= WRITTEN INSTRUCTION =
Write out every entry, unchanged. Skip any picture.

[START OF RECORDS PROVIDED]

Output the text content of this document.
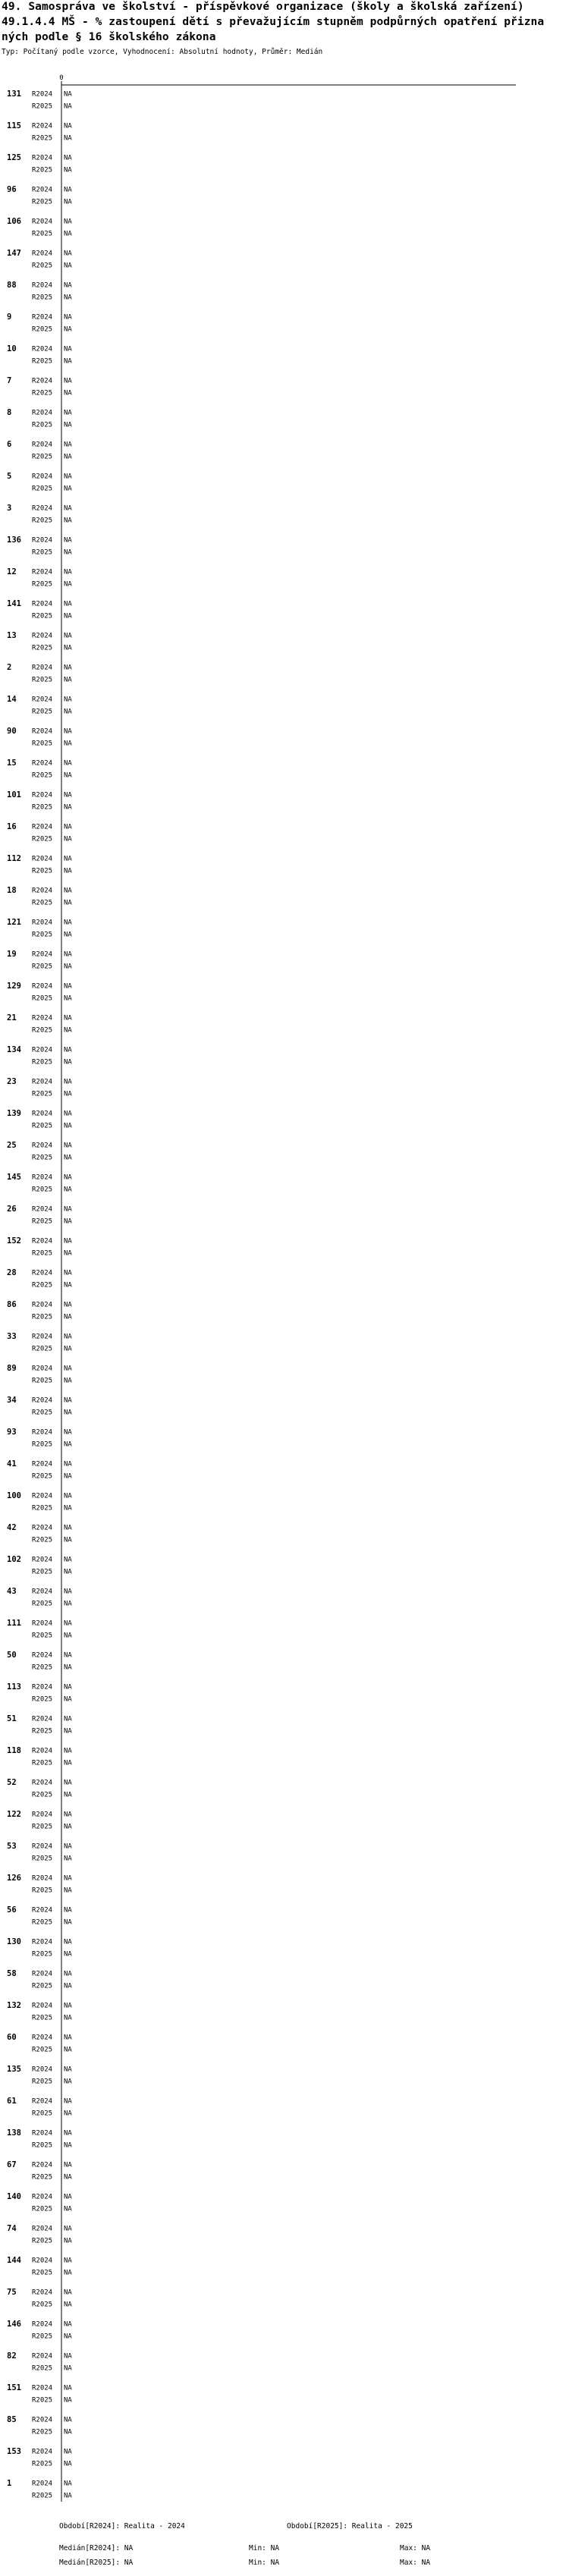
49. Samospráva ve školství - příspěvkové organizace (školy a školská zařízení)
49.1.4.4 MŠ - % zastoupení dětí s převažujícím stupněm podpůrných opatření přizna
ných podle § 16 školského zákona
Typ: Počítaný podle vzorce, Vyhodnocení: Absolutní hodnoty, Průměr: Medián
0
131 R2024 NA
R2025 NA
115 R2024 NA
R2025 NA
125 R2024 NA
R2025 NA
96 R2024 NA
R2025 NA
106 R2024 NA
R2025 NA
147 R2024 NA
R2025 NA
88 R2024 NA
R2025 NA
9	R2024 NA
R2025 NA
10 R2024 NA
R2025 NA
7	R2024 NA
R2025 NA
8	R2024 NA
R2025 NA
6	R2024 NA
R2025 NA
5	R2024 NA
R2025 NA
3	R2024 NA
R2025 NA
136 R2024 NA
R2025 NA
12 R2024 NA
R2025 NA
141 R2024 NA
R2025 NA
13 R2024 NA
R2025 NA
2	R2024 NA
R2025 NA
14 R2024 NA
R2025 NA
90 R2024 NA
R2025 NA
15 R2024 NA
R2025 NA
101 R2024 NA
R2025 NA
16 R2024 NA
R2025 NA
112 R2024 NA
R2025 NA
18 R2024 NA
R2025 NA
121 R2024 NA
R2025 NA
19 R2024 NA
R2025 NA
129 R2024 NA
R2025 NA
21 R2024 NA
R2025 NA
134 R2024 NA
R2025 NA
23 R2024 NA
R2025 NA
139 R2024 NA
R2025 NA
25 R2024 NA
R2025 NA
145 R2024 NA
R2025 NA
26 R2024 NA
R2025 NA
152 R2024 NA
R2025 NA
28 R2024 NA
R2025 NA
86 R2024 NA
R2025 NA
33 R2024 NA
R2025 NA
89 R2024 NA
R2025 NA
34 R2024 NA
R2025 NA
93 R2024 NA
R2025 NA
41 R2024 NA
R2025 NA
100 R2024 NA
R2025 NA
42 R2024 NA
R2025 NA
102 R2024 NA
R2025 NA
43 R2024 NA
R2025 NA
111 R2024 NA
R2025 NA
50 R2024 NA
R2025 NA
113 R2024 NA
R2025 NA
51 R2024 NA
R2025 NA
118 R2024 NA
R2025 NA
52 R2024 NA
R2025 NA
122 R2024 NA
R2025 NA
53 R2024 NA
R2025 NA
126 R2024 NA
R2025 NA
56 R2024 NA
R2025 NA
130 R2024 NA
R2025 NA
58 R2024 NA
R2025 NA
132 R2024 NA
R2025 NA
60 R2024 NA
R2025 NA
135 R2024 NA
R2025 NA
61 R2024 NA
R2025 NA
138 R2024 NA
R2025 NA
67 R2024 NA
R2025 NA
140 R2024 NA
R2025 NA
74 R2024 NA
R2025 NA
144 R2024 NA
R2025 NA
75 R2024 NA
R2025 NA
146 R2024 NA
R2025 NA
82 R2024 NA
R2025 NA
151 R2024 NA
R2025 NA
85 R2024 NA
R2025 NA
153 R2024 NA
R2025 NA
1	R2024 NA
R2025 NA
Období[R2024]: Realita - 2024	Období[R2025]: Realita - 2025
Medián[R2024]: NA	Min: NA	Max: NA
Medián[R2025]: NA	Min: NA	Max: NA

[END OF RECORDS PROVIDED]

= RESULT =
Output the text content of this document.
49. Samospráva ve školství - příspěvkové organizace (školy a školská zařízení)
49.1.4.4 MŠ - % zastoupení dětí s převažujícím stupněm podpůrných opatření přizna
ných podle § 16 školského zákona
Typ: Počítaný podle vzorce, Vyhodnocení: Absolutní hodnoty, Průměr: Medián
0
131 R2024 NA
R2025 NA
115 R2024 NA
R2025 NA
125 R2024 NA
R2025 NA
96 R2024 NA
R2025 NA
106 R2024 NA
R2025 NA
147 R2024 NA
R2025 NA
88 R2024 NA
R2025 NA
9	R2024 NA
R2025 NA
10 R2024 NA
R2025 NA
7	R2024 NA
R2025 NA
8	R2024 NA
R2025 NA
6	R2024 NA
R2025 NA
5	R2024 NA
R2025 NA
3	R2024 NA
R2025 NA
136 R2024 NA
R2025 NA
12 R2024 NA
R2025 NA
141 R2024 NA
R2025 NA
13 R2024 NA
R2025 NA
2	R2024 NA
R2025 NA
14 R2024 NA
R2025 NA
90 R2024 NA
R2025 NA
15 R2024 NA
R2025 NA
101 R2024 NA
R2025 NA
16 R2024 NA
R2025 NA
112 R2024 NA
R2025 NA
18 R2024 NA
R2025 NA
121 R2024 NA
R2025 NA
19 R2024 NA
R2025 NA
129 R2024 NA
R2025 NA
21 R2024 NA
R2025 NA
134 R2024 NA
R2025 NA
23 R2024 NA
R2025 NA
139 R2024 NA
R2025 NA
25 R2024 NA
R2025 NA
145 R2024 NA
R2025 NA
26 R2024 NA
R2025 NA
152 R2024 NA
R2025 NA
28 R2024 NA
R2025 NA
86 R2024 NA
R2025 NA
33 R2024 NA
R2025 NA
89 R2024 NA
R2025 NA
34 R2024 NA
R2025 NA
93 R2024 NA
R2025 NA
41 R2024 NA
R2025 NA
100 R2024 NA
R2025 NA
42 R2024 NA
R2025 NA
102 R2024 NA
R2025 NA
43 R2024 NA
R2025 NA
111 R2024 NA
R2025 NA
50 R2024 NA
R2025 NA
113 R2024 NA
R2025 NA
51 R2024 NA
R2025 NA
118 R2024 NA
R2025 NA
52 R2024 NA
R2025 NA
122 R2024 NA
R2025 NA
53 R2024 NA
R2025 NA
126 R2024 NA
R2025 NA
56 R2024 NA
R2025 NA
130 R2024 NA
R2025 NA
58 R2024 NA
R2025 NA
132 R2024 NA
R2025 NA
60 R2024 NA
R2025 NA
135 R2024 NA
R2025 NA
61 R2024 NA
R2025 NA
138 R2024 NA
R2025 NA
67 R2024 NA
R2025 NA
140 R2024 NA
R2025 NA
74 R2024 NA
R2025 NA
144 R2024 NA
R2025 NA
75 R2024 NA
R2025 NA
146 R2024 NA
R2025 NA
82 R2024 NA
R2025 NA
151 R2024 NA
R2025 NA
85 R2024 NA
R2025 NA
153 R2024 NA
R2025 NA
1	R2024 NA
R2025 NA
Období[R2024]: Realita - 2024	Období[R2025]: Realita - 2025
Medián[R2024]: NA	Min: NA	Max: NA
Medián[R2025]: NA	Min: NA	Max: NA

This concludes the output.